• [What you have to do]
Copy out the listing that follows, exact in every word, and skip the images.

Data excerpts:
* * * * * * * * *

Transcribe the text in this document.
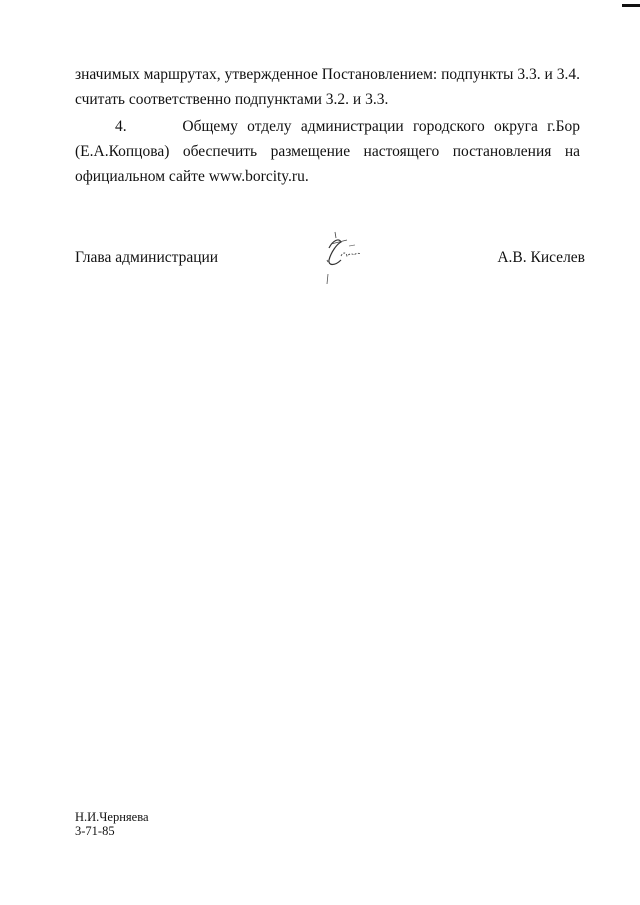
значимых маршрутах, утвержденное Постановлением: подпункты 3.3. и 3.4.
считать соответственно подпунктами 3.2. и 3.3.
4.	Общему отделу администрации городского округа г.Бор
(Е.А.Копцова) обеспечить размещение настоящего постановления на
официальном сайте www.borcity.ru.
Глава администрации	А.В. Киселев
Н.И.Черняева
3-71-85
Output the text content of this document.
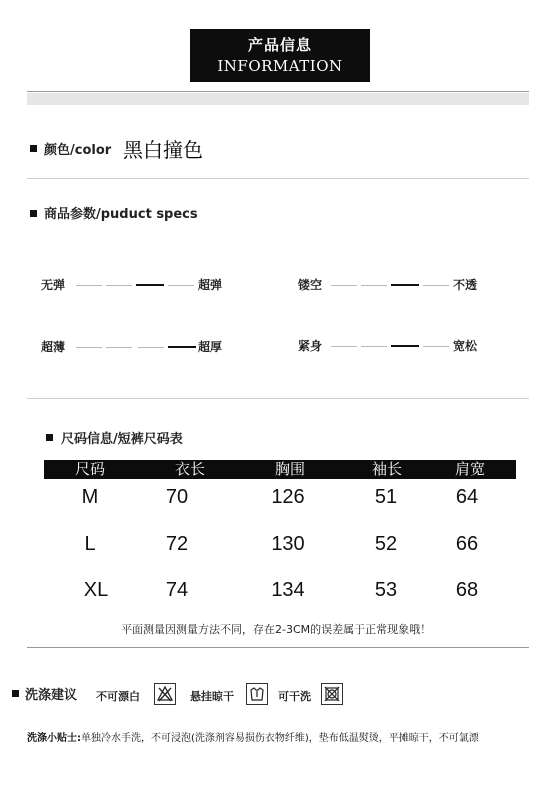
产品信息
INFORMATION
颜色/color 黑白撞色
商品参数/puduct specs
无弹	超弹	镂空	不透
超薄	超厚	紧身	宽松
尺码信息/短裤尺码表
尺码	衣长	胸围	袖长	肩宽
M	70	126	51	64
L	72	130	52	66
XL	74	134	53	68
平面测量因测量方法不同，存在2-3CM的误差属于正常现象哦！
洗涤建议 不可漂白	悬挂晾干	可干洗
洗涤小贴士:单独冷水手洗，不可浸泡(洗涤剂容易损伤衣物纤维)，垫布低温熨烫，平摊晾干，不可氯漂
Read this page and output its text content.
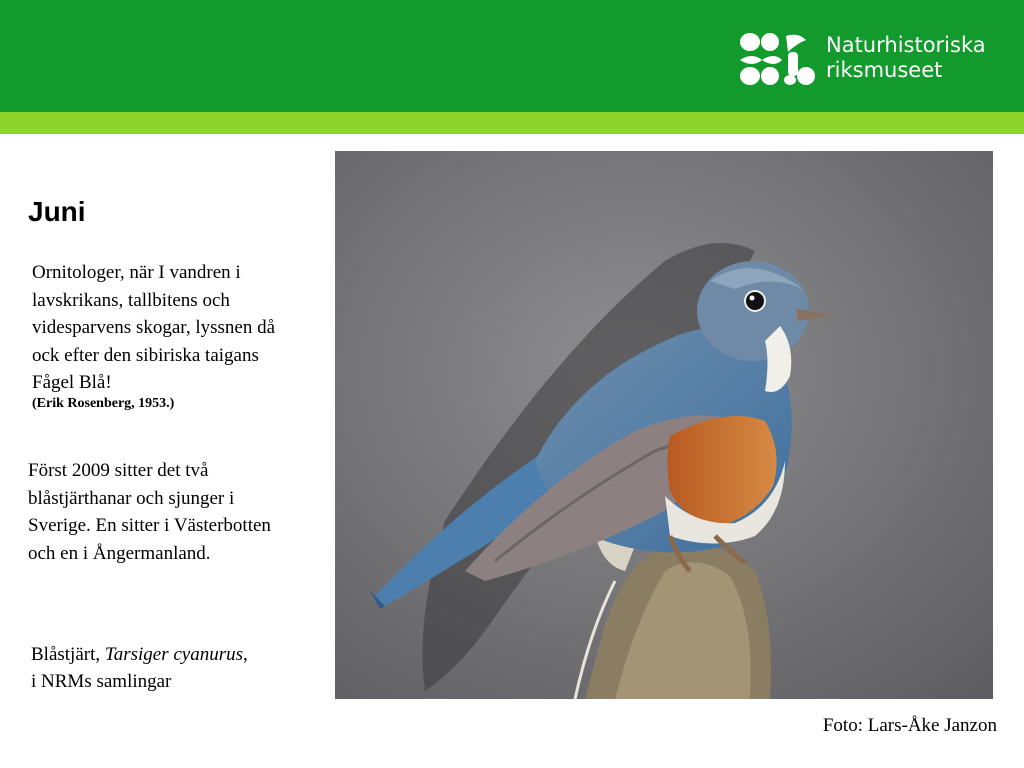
Naturhistoriska
riksmuseet
Juni
Ornitologer, när I vandren i lavskrikans, tallbitens och videsparvens skogar, lyssnen då ock efter den sibiriska taigans Fågel Blå!
(Erik Rosenberg, 1953.)
Först 2009 sitter det två blåstjärthanar och sjunger i Sverige. En sitter i Västerbotten och en i Ångermanland.
Blåstjärt, Tarsiger cyanurus,
i NRMs samlingar
Foto: Lars-Åke Janzon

* * * * * * * * *

• [Reply]
Transcribe the text in this document.
значимых маршрутах, утвержденное Постановлением: подпункты 3.3. и 3.4.
считать соответственно подпунктами 3.2. и 3.3.
4.	Общему отделу администрации городского округа г.Бор
(Е.А.Копцова) обеспечить размещение настоящего постановления на
официальном сайте www.borcity.ru.
Глава администрации	А.В. Киселев
Н.И.Черняева
3-71-85
Output the text content of this document.
产品信息
INFORMATION
颜色/color 黑白撞色
商品参数/puduct specs
无弹	超弹	镂空	不透
超薄	超厚	紧身	宽松
尺码信息/短裤尺码表
尺码	衣长	胸围	袖长	肩宽
M	70	126	51	64
L	72	130	52	66
XL	74	134	53	68
平面测量因测量方法不同，存在2-3CM的误差属于正常现象哦！
洗涤建议 不可漂白	悬挂晾干	可干洗
洗涤小贴士:单独冷水手洗，不可浸泡(洗涤剂容易损伤衣物纤维)，垫布低温熨烫，平摊晾干，不可氯漂
Read this page and output its text content.
Naturhistoriska
riksmuseet
Juni
Ornitologer, när I vandren i lavskrikans, tallbitens och videsparvens skogar, lyssnen då ock efter den sibiriska taigans Fågel Blå!
(Erik Rosenberg, 1953.)
Först 2009 sitter det två blåstjärthanar och sjunger i Sverige. En sitter i Västerbotten och en i Ångermanland.
Blåstjärt, Tarsiger cyanurus,
i NRMs samlingar
Foto: Lars-Åke Janzon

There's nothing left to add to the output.